GIVEN EXERCISE: Check every line below for the word "screenshot" and copy each one that has it.

[Begin]

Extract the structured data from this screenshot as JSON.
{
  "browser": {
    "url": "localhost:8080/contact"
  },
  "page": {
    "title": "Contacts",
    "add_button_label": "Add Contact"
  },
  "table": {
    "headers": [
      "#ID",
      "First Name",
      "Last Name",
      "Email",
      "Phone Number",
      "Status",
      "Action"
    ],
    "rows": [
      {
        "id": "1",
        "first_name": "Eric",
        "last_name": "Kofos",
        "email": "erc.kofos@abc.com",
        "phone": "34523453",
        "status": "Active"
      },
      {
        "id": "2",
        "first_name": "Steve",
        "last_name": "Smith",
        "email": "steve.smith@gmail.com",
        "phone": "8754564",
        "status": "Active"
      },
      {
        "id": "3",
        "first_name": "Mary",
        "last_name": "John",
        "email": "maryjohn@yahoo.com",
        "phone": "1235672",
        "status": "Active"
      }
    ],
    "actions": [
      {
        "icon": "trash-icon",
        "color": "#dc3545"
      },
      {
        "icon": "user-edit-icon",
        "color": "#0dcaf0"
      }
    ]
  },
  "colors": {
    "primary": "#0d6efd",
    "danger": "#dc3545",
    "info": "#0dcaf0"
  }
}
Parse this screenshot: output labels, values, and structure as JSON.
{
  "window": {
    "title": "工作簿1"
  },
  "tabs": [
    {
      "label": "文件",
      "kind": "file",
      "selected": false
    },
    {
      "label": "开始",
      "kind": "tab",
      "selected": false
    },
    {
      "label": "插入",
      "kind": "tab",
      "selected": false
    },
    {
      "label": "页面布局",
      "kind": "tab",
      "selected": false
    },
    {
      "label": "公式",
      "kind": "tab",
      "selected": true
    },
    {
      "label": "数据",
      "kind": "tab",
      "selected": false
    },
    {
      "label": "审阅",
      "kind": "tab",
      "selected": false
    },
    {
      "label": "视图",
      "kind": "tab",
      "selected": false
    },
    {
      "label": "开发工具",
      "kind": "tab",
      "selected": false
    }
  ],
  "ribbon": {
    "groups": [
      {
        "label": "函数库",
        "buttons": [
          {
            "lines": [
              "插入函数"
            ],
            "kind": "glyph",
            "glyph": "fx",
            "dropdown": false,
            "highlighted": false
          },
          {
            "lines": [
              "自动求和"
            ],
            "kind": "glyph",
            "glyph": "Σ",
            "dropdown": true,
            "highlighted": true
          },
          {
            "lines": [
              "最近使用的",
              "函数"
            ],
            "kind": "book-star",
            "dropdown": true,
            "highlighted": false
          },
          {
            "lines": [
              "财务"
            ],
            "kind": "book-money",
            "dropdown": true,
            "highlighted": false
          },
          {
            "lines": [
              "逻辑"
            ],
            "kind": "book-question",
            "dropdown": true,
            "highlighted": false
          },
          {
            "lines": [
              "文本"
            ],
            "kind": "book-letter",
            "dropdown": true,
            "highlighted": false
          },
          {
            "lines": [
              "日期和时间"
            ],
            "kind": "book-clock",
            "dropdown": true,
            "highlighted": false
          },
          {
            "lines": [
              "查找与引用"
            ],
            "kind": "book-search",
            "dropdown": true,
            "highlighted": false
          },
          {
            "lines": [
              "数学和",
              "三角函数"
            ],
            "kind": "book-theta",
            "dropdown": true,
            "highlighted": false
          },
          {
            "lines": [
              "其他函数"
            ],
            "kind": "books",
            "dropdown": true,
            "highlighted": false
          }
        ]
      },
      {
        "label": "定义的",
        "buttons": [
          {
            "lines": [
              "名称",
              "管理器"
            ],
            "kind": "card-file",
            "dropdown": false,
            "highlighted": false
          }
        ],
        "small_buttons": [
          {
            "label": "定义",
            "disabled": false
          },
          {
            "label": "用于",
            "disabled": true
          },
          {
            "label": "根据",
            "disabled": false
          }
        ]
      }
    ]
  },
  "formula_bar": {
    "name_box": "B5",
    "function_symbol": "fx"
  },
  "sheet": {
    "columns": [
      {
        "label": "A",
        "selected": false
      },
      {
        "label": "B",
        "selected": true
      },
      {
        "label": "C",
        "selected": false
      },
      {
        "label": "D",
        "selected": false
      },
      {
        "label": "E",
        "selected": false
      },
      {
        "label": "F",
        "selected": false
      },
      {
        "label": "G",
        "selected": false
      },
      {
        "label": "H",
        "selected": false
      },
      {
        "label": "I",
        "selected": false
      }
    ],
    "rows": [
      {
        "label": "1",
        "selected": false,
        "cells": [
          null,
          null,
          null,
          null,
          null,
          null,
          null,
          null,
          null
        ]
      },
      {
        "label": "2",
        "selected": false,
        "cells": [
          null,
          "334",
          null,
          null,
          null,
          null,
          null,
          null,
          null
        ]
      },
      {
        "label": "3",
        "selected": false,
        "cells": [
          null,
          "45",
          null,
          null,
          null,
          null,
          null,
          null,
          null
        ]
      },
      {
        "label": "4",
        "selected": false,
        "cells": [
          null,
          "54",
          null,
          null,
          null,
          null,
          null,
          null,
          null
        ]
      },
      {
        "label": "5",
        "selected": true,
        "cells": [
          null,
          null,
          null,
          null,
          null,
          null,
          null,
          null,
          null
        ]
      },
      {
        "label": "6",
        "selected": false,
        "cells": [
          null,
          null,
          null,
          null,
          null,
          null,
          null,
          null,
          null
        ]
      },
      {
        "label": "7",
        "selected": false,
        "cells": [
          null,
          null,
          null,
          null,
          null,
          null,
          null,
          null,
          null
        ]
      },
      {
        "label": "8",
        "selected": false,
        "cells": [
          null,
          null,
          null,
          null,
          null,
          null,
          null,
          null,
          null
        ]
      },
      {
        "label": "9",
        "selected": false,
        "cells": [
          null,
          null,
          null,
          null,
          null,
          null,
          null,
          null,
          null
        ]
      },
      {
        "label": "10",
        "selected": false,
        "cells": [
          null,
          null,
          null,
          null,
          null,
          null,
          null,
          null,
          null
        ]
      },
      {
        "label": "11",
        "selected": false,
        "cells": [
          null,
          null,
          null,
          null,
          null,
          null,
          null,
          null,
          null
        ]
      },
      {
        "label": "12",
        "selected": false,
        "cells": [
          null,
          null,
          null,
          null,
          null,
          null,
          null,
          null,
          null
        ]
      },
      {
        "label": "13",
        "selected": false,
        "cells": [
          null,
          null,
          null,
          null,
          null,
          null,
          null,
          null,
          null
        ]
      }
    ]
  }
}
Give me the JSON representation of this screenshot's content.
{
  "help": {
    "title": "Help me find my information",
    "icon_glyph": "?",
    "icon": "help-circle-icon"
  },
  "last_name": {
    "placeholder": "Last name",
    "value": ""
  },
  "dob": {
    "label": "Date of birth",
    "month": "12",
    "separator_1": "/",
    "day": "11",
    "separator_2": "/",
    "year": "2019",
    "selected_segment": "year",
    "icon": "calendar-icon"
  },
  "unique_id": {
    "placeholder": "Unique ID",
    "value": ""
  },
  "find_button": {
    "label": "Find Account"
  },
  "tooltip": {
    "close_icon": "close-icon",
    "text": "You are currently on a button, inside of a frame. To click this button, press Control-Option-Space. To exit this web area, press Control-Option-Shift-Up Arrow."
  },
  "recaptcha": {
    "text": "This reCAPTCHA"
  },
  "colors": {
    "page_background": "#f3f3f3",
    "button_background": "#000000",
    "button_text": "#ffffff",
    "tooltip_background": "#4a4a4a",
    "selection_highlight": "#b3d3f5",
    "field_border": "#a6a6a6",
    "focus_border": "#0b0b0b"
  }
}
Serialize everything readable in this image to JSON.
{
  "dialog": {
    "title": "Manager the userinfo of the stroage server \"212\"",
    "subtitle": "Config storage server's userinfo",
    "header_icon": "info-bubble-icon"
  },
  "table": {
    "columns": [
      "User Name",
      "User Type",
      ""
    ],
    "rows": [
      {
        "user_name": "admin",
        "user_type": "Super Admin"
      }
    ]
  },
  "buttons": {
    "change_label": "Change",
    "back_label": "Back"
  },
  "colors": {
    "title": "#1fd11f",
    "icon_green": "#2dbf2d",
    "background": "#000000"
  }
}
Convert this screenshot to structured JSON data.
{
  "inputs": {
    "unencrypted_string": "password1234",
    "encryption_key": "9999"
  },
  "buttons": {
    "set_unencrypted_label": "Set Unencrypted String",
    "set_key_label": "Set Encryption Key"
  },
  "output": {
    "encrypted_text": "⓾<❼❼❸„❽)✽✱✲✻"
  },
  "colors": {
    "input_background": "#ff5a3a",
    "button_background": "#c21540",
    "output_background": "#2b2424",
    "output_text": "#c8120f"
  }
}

[End]

ANSWER TO THE PROBLEM:
Extract the structured data from this screenshot as JSON.
Parse this screenshot: output labels, values, and structure as JSON.
Give me the JSON representation of this screenshot's content.
Convert this screenshot to structured JSON data.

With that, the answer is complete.